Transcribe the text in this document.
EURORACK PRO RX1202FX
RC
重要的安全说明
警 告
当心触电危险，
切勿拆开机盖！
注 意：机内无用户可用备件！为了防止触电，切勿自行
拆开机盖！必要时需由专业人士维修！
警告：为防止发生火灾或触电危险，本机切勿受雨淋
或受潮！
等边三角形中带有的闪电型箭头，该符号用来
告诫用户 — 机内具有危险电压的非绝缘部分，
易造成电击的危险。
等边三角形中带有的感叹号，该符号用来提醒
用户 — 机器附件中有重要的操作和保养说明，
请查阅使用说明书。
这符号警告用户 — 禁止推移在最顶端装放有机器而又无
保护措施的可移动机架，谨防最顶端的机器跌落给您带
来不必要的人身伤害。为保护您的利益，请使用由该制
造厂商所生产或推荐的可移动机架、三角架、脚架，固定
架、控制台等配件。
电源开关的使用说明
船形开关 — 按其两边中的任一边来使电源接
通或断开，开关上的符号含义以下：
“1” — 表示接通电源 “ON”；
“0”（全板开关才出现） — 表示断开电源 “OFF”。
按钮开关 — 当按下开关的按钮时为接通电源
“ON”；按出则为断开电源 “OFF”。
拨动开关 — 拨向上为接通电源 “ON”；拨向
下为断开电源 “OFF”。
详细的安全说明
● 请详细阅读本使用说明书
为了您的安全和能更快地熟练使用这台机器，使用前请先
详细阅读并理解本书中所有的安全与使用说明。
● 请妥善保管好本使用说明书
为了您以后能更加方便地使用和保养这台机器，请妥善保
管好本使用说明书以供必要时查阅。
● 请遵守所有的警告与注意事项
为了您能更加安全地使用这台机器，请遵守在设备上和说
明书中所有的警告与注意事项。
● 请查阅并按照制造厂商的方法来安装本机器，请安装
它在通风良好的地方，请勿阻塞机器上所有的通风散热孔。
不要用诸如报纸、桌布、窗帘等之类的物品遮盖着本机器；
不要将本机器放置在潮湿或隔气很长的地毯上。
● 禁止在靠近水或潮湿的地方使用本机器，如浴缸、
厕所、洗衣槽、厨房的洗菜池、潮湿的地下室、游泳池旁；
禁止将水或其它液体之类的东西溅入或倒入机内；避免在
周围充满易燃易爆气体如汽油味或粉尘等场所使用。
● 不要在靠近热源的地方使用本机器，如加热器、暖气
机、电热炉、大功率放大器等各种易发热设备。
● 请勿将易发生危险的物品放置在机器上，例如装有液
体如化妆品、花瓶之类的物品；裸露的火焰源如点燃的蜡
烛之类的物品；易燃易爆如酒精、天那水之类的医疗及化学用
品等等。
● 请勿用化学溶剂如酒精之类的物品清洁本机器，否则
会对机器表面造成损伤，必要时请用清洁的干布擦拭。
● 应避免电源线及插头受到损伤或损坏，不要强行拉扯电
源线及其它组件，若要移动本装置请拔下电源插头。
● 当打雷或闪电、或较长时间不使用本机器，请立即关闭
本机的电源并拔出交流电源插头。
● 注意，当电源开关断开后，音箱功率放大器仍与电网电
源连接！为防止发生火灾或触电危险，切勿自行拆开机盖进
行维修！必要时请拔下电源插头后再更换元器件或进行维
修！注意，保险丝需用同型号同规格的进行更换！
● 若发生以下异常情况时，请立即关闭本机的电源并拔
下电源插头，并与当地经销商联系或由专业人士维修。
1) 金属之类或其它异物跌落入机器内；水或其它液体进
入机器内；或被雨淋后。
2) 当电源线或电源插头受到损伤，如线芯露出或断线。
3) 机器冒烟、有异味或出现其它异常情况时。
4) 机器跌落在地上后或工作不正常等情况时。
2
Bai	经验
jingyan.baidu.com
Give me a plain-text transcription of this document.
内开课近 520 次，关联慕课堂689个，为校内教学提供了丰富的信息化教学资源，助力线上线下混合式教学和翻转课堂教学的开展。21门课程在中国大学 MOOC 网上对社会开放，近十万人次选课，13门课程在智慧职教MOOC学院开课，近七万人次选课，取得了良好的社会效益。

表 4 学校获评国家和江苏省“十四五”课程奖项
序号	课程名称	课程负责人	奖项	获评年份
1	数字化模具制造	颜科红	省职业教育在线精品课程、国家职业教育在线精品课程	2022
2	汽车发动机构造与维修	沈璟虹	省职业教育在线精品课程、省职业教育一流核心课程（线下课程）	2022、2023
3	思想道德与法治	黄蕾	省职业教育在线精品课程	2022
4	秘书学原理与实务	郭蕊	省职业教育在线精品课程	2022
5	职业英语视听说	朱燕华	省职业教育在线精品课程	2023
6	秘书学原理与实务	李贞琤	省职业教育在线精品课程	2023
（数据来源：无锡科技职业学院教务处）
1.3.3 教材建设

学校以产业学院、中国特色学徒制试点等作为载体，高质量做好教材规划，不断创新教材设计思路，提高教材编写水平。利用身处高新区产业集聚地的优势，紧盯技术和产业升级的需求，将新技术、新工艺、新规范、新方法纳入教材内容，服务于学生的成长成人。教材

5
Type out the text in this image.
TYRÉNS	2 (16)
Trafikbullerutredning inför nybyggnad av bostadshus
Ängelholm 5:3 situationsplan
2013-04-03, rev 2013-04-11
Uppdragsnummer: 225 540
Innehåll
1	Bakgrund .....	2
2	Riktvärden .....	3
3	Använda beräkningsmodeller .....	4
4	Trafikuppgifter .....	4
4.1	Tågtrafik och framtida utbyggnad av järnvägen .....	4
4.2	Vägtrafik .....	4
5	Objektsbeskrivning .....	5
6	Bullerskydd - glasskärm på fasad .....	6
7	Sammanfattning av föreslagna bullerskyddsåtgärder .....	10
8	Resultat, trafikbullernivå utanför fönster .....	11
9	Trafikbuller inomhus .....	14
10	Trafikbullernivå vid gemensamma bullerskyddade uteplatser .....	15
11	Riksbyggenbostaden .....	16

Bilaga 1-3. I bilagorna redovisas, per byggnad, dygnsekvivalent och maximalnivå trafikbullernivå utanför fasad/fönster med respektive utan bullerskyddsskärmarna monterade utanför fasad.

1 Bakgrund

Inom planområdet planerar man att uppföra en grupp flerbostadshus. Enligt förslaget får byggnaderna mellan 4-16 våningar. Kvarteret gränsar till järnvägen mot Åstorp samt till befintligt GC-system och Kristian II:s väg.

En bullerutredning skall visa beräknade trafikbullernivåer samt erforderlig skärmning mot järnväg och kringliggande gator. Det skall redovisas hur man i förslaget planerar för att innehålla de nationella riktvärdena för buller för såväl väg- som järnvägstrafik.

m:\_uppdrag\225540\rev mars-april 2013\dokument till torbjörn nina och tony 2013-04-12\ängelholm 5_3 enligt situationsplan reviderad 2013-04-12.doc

* _Directive_
Copy out every line in the listing where the word "省职业教育在线精品课程" appears.

* _Worked solution_
1	数字化模具制造	颜科红	省职业教育在线精品课程、国家职业教育在线精品课程	2022
2	汽车发动机构造与维修	沈璟虹	省职业教育在线精品课程、省职业教育一流核心课程（线下课程）	2022、2023
3	思想道德与法治	黄蕾	省职业教育在线精品课程	2022
4	秘书学原理与实务	郭蕊	省职业教育在线精品课程	2022
5	职业英语视听说	朱燕华	省职业教育在线精品课程	2023
6	秘书学原理与实务	李贞琤	省职业教育在线精品课程	2023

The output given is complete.